## PROBLEM REQUIREMENTS
Reproduce the records below exactly, leaving out any pictures.

------------------------------------------------------------------------

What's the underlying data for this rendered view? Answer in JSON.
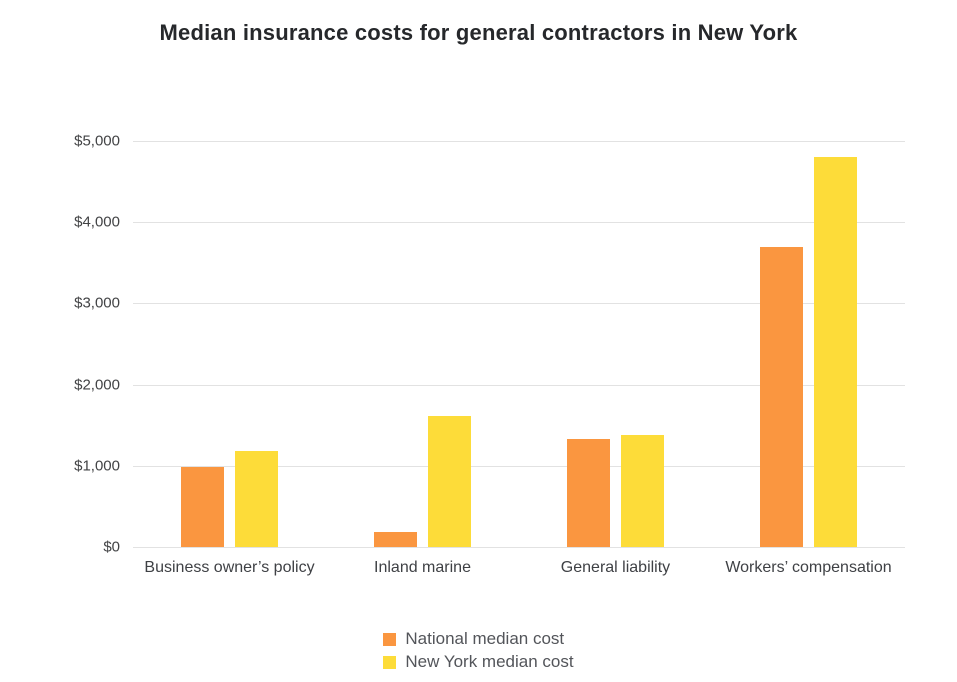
{
  "chart_data": {
    "type": "bar",
    "title": "Median insurance costs for general contractors in New York",
    "categories": [
      "Business owner’s policy",
      "Inland marine",
      "General liability",
      "Workers’ compensation"
    ],
    "series": [
      {
        "name": "National median cost",
        "color": "#FA9640",
        "values": [
          990,
          180,
          1325,
          3690
        ]
      },
      {
        "name": "New York median cost",
        "color": "#FDDC39",
        "values": [
          1180,
          1610,
          1375,
          4800
        ]
      }
    ],
    "xlabel": "",
    "ylabel": "",
    "ylim": [
      0,
      5000
    ],
    "yticks": [
      {
        "value": 0,
        "label": "$0"
      },
      {
        "value": 1000,
        "label": "$1,000"
      },
      {
        "value": 2000,
        "label": "$2,000"
      },
      {
        "value": 3000,
        "label": "$3,000"
      },
      {
        "value": 4000,
        "label": "$4,000"
      },
      {
        "value": 5000,
        "label": "$5,000"
      }
    ],
    "grid": true,
    "legend_position": "bottom"
  },
  "colors": {
    "background": "#ffffff",
    "grid": "#e2e2e2",
    "title_text": "#26282b",
    "axis_text": "#424345",
    "legend_text": "#53555a"
  }
}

------------------------------------------------------------------------

## THE COMPLETED TASK
What's the underlying data for this rendered view? Answer in JSON.
{
  "chart_data": {
    "type": "bar",
    "title": "Median insurance costs for general contractors in New York",
    "categories": [
      "Business owner’s policy",
      "Inland marine",
      "General liability",
      "Workers’ compensation"
    ],
    "series": [
      {
        "name": "National median cost",
        "color": "#FA9640",
        "values": [
          990,
          180,
          1325,
          3690
        ]
      },
      {
        "name": "New York median cost",
        "color": "#FDDC39",
        "values": [
          1180,
          1610,
          1375,
          4800
        ]
      }
    ],
    "xlabel": "",
    "ylabel": "",
    "ylim": [
      0,
      5000
    ],
    "yticks": [
      {
        "value": 0,
        "label": "$0"
      },
      {
        "value": 1000,
        "label": "$1,000"
      },
      {
        "value": 2000,
        "label": "$2,000"
      },
      {
        "value": 3000,
        "label": "$3,000"
      },
      {
        "value": 4000,
        "label": "$4,000"
      },
      {
        "value": 5000,
        "label": "$5,000"
      }
    ],
    "grid": true,
    "legend_position": "bottom"
  },
  "colors": {
    "background": "#ffffff",
    "grid": "#e2e2e2",
    "title_text": "#26282b",
    "axis_text": "#424345",
    "legend_text": "#53555a"
  }
}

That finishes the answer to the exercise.